§ **RAW RECORDS**
# # # # # # #
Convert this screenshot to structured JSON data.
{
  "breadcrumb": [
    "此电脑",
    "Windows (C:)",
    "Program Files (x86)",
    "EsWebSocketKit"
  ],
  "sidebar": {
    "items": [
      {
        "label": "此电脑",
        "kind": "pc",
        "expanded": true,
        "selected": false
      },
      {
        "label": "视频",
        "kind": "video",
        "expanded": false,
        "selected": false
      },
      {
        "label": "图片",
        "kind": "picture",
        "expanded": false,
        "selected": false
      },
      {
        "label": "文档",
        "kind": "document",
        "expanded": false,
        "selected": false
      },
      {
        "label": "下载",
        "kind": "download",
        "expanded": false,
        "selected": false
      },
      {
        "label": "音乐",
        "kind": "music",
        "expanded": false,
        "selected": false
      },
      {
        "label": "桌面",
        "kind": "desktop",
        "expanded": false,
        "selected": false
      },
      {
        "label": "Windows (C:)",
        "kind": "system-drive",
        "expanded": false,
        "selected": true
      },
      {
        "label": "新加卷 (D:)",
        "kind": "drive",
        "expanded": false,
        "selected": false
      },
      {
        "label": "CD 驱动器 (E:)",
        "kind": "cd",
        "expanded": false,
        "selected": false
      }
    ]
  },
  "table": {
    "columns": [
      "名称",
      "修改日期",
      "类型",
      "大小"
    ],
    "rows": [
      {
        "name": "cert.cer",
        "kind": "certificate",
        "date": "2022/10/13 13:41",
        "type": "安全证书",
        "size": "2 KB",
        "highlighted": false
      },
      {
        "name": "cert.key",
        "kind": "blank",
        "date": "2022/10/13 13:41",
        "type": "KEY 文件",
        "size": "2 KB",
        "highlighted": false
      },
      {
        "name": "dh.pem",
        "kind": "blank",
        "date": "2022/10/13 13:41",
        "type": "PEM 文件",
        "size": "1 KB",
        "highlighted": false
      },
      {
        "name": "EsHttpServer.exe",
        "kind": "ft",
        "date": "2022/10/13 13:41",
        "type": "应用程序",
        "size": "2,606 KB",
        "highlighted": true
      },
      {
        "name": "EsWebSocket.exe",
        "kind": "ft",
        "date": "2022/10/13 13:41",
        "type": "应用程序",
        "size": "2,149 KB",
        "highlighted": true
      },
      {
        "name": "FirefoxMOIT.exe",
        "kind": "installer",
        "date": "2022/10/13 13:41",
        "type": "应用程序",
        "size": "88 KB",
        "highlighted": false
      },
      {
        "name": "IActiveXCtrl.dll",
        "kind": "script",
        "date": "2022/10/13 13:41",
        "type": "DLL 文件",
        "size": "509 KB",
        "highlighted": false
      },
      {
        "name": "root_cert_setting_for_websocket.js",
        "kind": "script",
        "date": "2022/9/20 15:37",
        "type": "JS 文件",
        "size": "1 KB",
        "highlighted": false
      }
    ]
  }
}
# # # # # # #
§ **BRIEF**
Please reproduce all of the entries exactly as they stand.

§ **THE ANSWER**
Convert this screenshot to structured JSON data.
{
  "breadcrumb": [
    "此电脑",
    "Windows (C:)",
    "Program Files (x86)",
    "EsWebSocketKit"
  ],
  "sidebar": {
    "items": [
      {
        "label": "此电脑",
        "kind": "pc",
        "expanded": true,
        "selected": false
      },
      {
        "label": "视频",
        "kind": "video",
        "expanded": false,
        "selected": false
      },
      {
        "label": "图片",
        "kind": "picture",
        "expanded": false,
        "selected": false
      },
      {
        "label": "文档",
        "kind": "document",
        "expanded": false,
        "selected": false
      },
      {
        "label": "下载",
        "kind": "download",
        "expanded": false,
        "selected": false
      },
      {
        "label": "音乐",
        "kind": "music",
        "expanded": false,
        "selected": false
      },
      {
        "label": "桌面",
        "kind": "desktop",
        "expanded": false,
        "selected": false
      },
      {
        "label": "Windows (C:)",
        "kind": "system-drive",
        "expanded": false,
        "selected": true
      },
      {
        "label": "新加卷 (D:)",
        "kind": "drive",
        "expanded": false,
        "selected": false
      },
      {
        "label": "CD 驱动器 (E:)",
        "kind": "cd",
        "expanded": false,
        "selected": false
      }
    ]
  },
  "table": {
    "columns": [
      "名称",
      "修改日期",
      "类型",
      "大小"
    ],
    "rows": [
      {
        "name": "cert.cer",
        "kind": "certificate",
        "date": "2022/10/13 13:41",
        "type": "安全证书",
        "size": "2 KB",
        "highlighted": false
      },
      {
        "name": "cert.key",
        "kind": "blank",
        "date": "2022/10/13 13:41",
        "type": "KEY 文件",
        "size": "2 KB",
        "highlighted": false
      },
      {
        "name": "dh.pem",
        "kind": "blank",
        "date": "2022/10/13 13:41",
        "type": "PEM 文件",
        "size": "1 KB",
        "highlighted": false
      },
      {
        "name": "EsHttpServer.exe",
        "kind": "ft",
        "date": "2022/10/13 13:41",
        "type": "应用程序",
        "size": "2,606 KB",
        "highlighted": true
      },
      {
        "name": "EsWebSocket.exe",
        "kind": "ft",
        "date": "2022/10/13 13:41",
        "type": "应用程序",
        "size": "2,149 KB",
        "highlighted": true
      },
      {
        "name": "FirefoxMOIT.exe",
        "kind": "installer",
        "date": "2022/10/13 13:41",
        "type": "应用程序",
        "size": "88 KB",
        "highlighted": false
      },
      {
        "name": "IActiveXCtrl.dll",
        "kind": "script",
        "date": "2022/10/13 13:41",
        "type": "DLL 文件",
        "size": "509 KB",
        "highlighted": false
      },
      {
        "name": "root_cert_setting_for_websocket.js",
        "kind": "script",
        "date": "2022/9/20 15:37",
        "type": "JS 文件",
        "size": "1 KB",
        "highlighted": false
      }
    ]
  }
}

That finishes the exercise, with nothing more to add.